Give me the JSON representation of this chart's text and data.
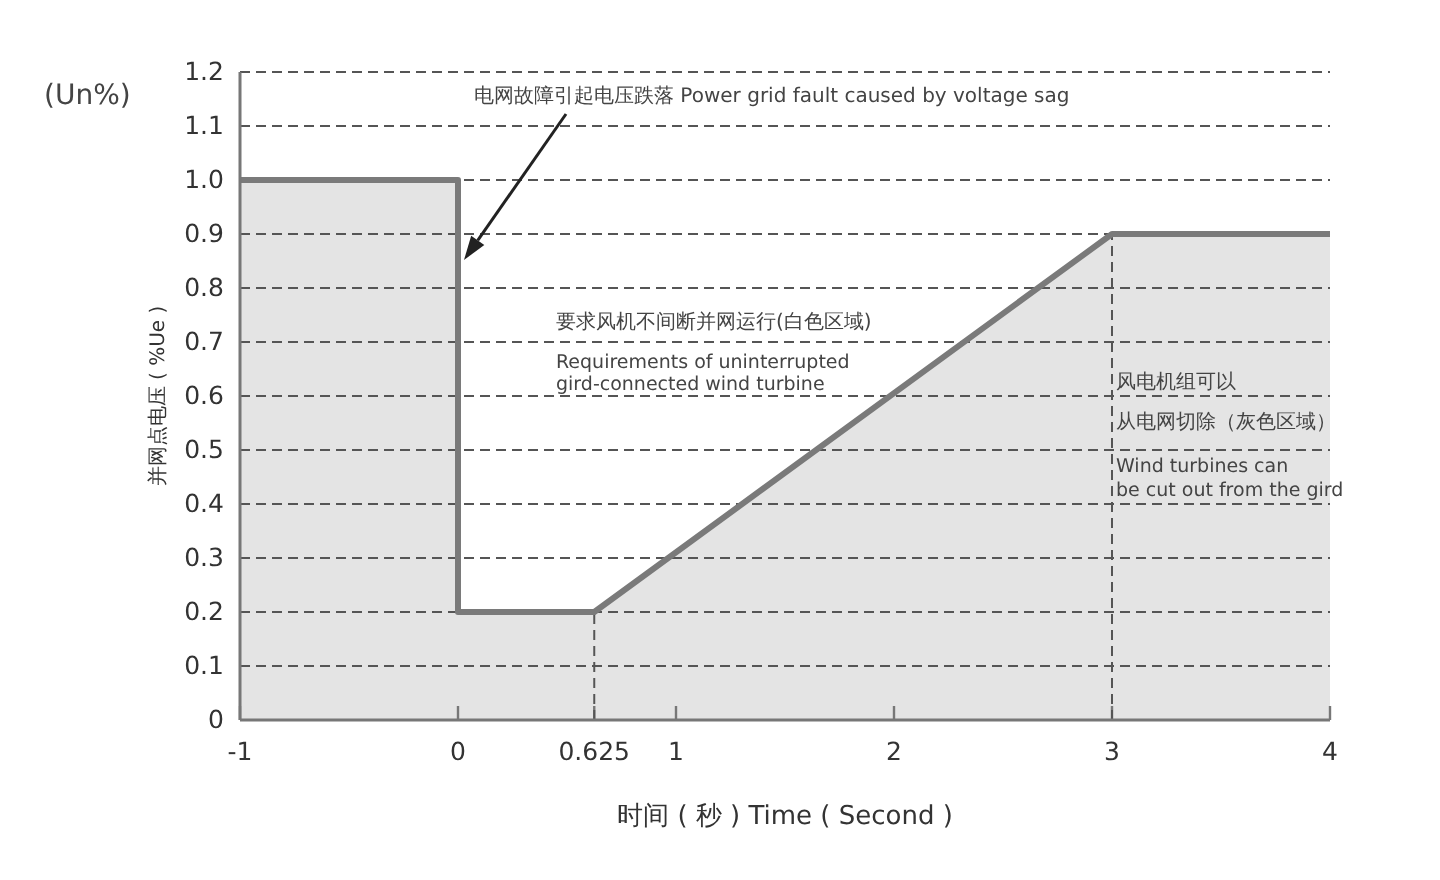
{
  "chart_data": {
    "type": "area",
    "x": [
      -1,
      0,
      0,
      0.625,
      3,
      4
    ],
    "series": [
      {
        "color": "#7a7a7a",
        "values": [
          1,
          1,
          0.2,
          0.2,
          0.9,
          0.9
        ]
      }
    ],
    "xlim": [
      -1,
      4
    ],
    "ylim": [
      0,
      1.2
    ],
    "xticks": [
      -1,
      0,
      0.625,
      1,
      2,
      3,
      4
    ],
    "yticks": [
      0,
      0.1,
      0.2,
      0.3,
      0.4,
      0.5,
      0.6,
      0.7,
      0.8,
      0.9,
      {
        "value": 1,
        "label": "1.0"
      },
      1.1,
      1.2
    ],
    "xlabel": "时间 ( 秒 ) Time ( Second )",
    "ylabel": "并网点电压 ( %Ue )",
    "ref_lines": [
      {
        "axis": "x",
        "value": 0.625,
        "line_style": "dashed",
        "color": "#555555"
      },
      {
        "axis": "x",
        "value": 3,
        "line_style": "dashed",
        "color": "#555555"
      }
    ],
    "annotations": [
      "(Un%)",
      "电网故障引起电压跌落 Power grid fault caused by voltage sag",
      "要求风机不间断并网运行(白色区域)",
      "Requirements of uninterrupted\ngird-connected wind turbine",
      "风电机组可以从电网切除（灰色区域）",
      "Wind turbines can\nbe cut out from the gird"
    ],
    "grid": "y",
    "marker": "none",
    "line_style": "solid"
  }
}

####

▶ _Required work_: Return solely the number of lines in the data that include the word "grid".

▶ _Output for this task_: 2